> _Task_
Find the lines holding "from" and copy them.

Data entries for graphics

○ ○ ○ ○ ○

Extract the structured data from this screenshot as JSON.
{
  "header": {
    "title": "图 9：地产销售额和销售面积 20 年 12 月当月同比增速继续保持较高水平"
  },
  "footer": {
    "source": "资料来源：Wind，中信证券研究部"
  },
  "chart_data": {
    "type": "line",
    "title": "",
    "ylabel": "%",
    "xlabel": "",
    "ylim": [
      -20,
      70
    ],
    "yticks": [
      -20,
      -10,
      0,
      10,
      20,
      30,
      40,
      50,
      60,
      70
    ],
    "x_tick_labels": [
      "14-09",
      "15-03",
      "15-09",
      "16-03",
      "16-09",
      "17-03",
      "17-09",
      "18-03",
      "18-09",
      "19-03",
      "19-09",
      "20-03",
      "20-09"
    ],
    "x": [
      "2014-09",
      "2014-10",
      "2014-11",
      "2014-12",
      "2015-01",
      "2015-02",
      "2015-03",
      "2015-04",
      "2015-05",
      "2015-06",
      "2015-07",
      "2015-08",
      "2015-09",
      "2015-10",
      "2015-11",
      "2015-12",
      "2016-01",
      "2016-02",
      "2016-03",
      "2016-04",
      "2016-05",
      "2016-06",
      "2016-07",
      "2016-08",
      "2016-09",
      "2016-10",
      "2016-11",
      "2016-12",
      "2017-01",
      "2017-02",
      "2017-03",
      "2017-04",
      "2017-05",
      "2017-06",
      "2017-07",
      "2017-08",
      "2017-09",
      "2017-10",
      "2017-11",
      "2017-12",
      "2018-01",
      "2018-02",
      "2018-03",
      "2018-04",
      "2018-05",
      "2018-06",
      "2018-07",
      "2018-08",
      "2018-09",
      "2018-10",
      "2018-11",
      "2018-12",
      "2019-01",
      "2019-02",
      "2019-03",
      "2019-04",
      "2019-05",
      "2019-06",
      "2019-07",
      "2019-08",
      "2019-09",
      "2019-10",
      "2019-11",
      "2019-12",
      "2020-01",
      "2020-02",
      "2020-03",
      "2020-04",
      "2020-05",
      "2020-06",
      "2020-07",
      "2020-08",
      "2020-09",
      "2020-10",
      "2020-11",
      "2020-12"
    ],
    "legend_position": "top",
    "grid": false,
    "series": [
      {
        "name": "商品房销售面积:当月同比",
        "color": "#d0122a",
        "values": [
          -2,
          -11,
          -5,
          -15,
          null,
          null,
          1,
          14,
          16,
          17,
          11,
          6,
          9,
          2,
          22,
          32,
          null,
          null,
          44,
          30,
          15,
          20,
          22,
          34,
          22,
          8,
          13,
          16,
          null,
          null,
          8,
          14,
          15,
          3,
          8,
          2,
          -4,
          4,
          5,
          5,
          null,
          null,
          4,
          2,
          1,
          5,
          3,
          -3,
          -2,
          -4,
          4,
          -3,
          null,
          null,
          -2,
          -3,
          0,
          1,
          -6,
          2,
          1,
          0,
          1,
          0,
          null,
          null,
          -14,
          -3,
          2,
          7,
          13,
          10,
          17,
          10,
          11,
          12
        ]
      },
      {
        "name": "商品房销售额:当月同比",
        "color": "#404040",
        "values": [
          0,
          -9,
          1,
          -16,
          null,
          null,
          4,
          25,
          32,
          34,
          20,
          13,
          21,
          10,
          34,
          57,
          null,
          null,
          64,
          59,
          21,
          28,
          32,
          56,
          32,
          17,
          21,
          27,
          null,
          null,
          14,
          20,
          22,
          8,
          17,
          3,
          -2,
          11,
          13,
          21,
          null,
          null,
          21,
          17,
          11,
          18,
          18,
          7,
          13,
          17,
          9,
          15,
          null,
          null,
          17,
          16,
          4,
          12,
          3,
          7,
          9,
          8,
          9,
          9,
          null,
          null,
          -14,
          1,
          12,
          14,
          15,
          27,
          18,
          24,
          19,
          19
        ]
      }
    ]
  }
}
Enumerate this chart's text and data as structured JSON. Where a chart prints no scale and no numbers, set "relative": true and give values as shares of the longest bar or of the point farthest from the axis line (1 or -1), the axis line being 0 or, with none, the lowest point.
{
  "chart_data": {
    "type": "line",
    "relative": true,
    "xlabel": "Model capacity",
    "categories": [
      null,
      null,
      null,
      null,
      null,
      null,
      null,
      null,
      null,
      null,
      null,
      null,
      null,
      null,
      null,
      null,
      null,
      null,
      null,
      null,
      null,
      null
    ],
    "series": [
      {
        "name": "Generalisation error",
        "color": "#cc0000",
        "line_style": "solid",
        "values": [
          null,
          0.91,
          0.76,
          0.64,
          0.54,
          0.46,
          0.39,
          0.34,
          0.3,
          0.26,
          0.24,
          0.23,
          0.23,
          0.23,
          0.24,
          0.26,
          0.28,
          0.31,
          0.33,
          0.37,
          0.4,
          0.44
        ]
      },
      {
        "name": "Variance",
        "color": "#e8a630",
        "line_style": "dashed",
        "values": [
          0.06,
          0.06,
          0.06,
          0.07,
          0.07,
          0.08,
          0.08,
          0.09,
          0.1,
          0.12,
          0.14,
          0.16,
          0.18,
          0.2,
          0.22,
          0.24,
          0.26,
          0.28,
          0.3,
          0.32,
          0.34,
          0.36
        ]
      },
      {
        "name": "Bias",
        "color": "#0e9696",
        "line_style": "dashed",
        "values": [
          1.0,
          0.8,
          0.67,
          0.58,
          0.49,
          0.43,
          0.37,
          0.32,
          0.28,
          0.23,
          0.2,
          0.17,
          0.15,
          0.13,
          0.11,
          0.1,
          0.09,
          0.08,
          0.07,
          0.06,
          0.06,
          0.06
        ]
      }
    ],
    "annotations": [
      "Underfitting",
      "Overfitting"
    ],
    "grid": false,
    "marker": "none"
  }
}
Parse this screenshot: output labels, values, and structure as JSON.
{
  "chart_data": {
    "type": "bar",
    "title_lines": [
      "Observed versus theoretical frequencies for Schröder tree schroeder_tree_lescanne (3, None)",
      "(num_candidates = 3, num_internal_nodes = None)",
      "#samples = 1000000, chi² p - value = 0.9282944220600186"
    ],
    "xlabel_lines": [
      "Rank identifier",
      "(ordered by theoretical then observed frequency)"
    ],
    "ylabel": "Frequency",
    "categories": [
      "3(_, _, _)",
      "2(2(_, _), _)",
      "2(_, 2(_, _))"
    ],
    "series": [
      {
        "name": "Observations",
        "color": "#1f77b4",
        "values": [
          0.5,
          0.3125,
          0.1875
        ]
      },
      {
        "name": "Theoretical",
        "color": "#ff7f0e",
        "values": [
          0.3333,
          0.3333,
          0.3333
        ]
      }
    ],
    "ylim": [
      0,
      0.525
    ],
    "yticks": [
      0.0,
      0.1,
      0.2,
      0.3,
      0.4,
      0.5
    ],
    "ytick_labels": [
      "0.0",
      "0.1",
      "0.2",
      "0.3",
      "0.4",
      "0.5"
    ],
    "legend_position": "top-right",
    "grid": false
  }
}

○ ○ ○ ○ ○

> _Result below_
Extract the structured data from this screenshot as JSON.
Enumerate this chart's text and data as structured JSON. Where a chart prints no scale and no numbers, set "relative": true and give values as shares of the longest bar or of the point farthest from the axis line (1 or -1), the axis line being 0 or, with none, the lowest point.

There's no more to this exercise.